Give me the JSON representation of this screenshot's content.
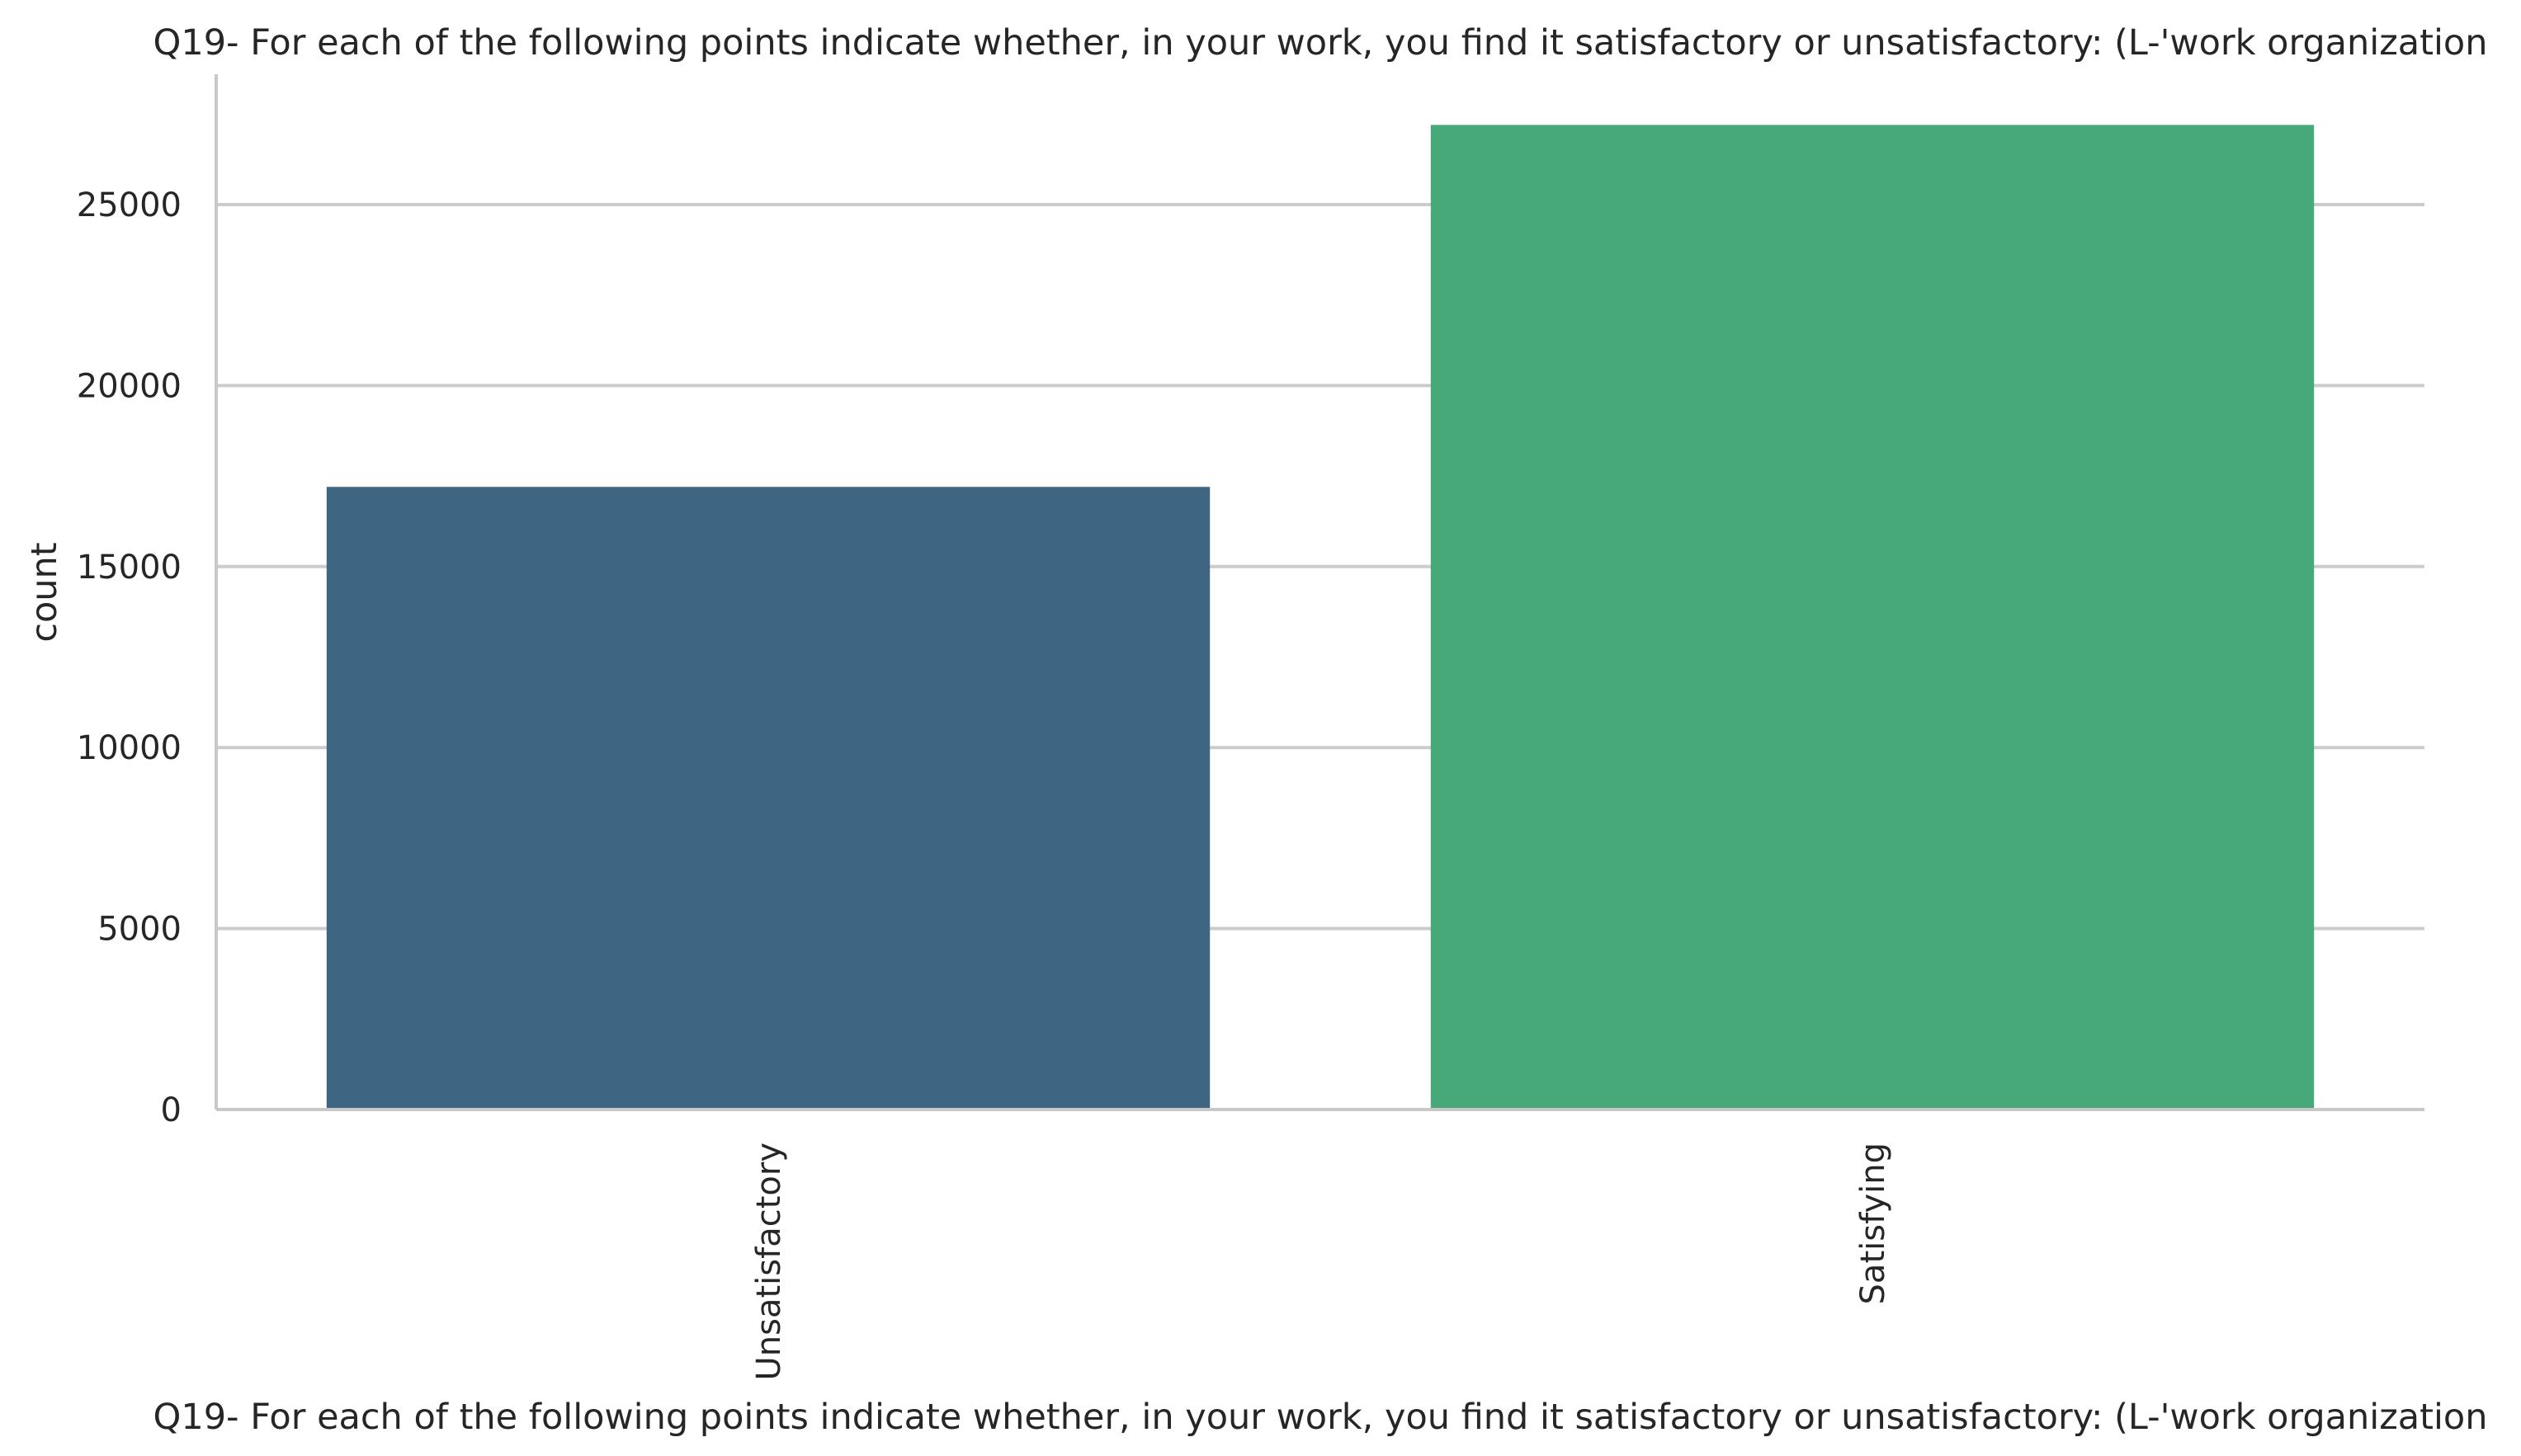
{
  "chart_data": {
    "type": "bar",
    "title": "Q19- For each of the following points indicate whether, in your work, you find it satisfactory or unsatisfactory: (L-'work organization",
    "xlabel": "Q19- For each of the following points indicate whether, in your work, you find it satisfactory or unsatisfactory: (L-'work organization",
    "ylabel": "count",
    "categories": [
      "Unsatisfactory",
      "Satisfying"
    ],
    "values": [
      17200,
      27200
    ],
    "colors": [
      "#3e6682",
      "#47a879"
    ],
    "ylim": [
      0,
      28600
    ],
    "yticks": [
      0,
      5000,
      10000,
      15000,
      20000,
      25000
    ],
    "ytick_labels": [
      "0",
      "5000",
      "10000",
      "15000",
      "20000",
      "25000"
    ],
    "grid": "horizontal",
    "legend": "none"
  }
}
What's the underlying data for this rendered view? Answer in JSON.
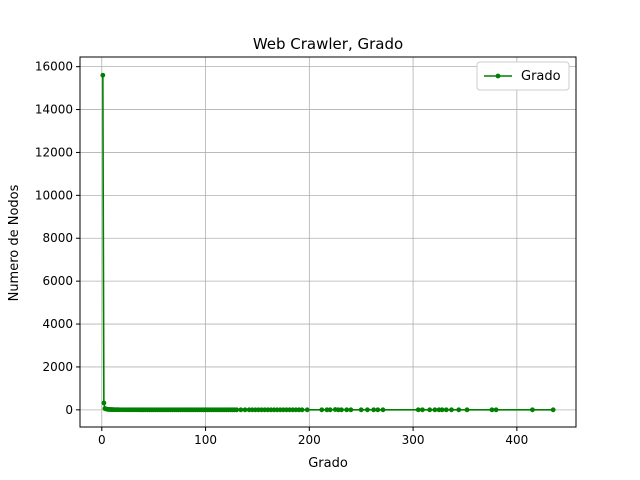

**Objective:** Pictures are not part of the copy; reproduce everything else in the records exactly.

**The answer:**
Give me the JSON representation of this screenshot's content.
{
  "chart_data": {
    "type": "bar",
    "title": "Q19- For each of the following points indicate whether, in your work, you find it satisfactory or unsatisfactory: (L-'work organization",
    "xlabel": "Q19- For each of the following points indicate whether, in your work, you find it satisfactory or unsatisfactory: (L-'work organization",
    "ylabel": "count",
    "categories": [
      "Unsatisfactory",
      "Satisfying"
    ],
    "values": [
      17200,
      27200
    ],
    "colors": [
      "#3e6682",
      "#47a879"
    ],
    "ylim": [
      0,
      28600
    ],
    "yticks": [
      0,
      5000,
      10000,
      15000,
      20000,
      25000
    ],
    "ytick_labels": [
      "0",
      "5000",
      "10000",
      "15000",
      "20000",
      "25000"
    ],
    "grid": "horizontal",
    "legend": "none"
  }
}
What's the underlying data for this rendered view? Answer in JSON.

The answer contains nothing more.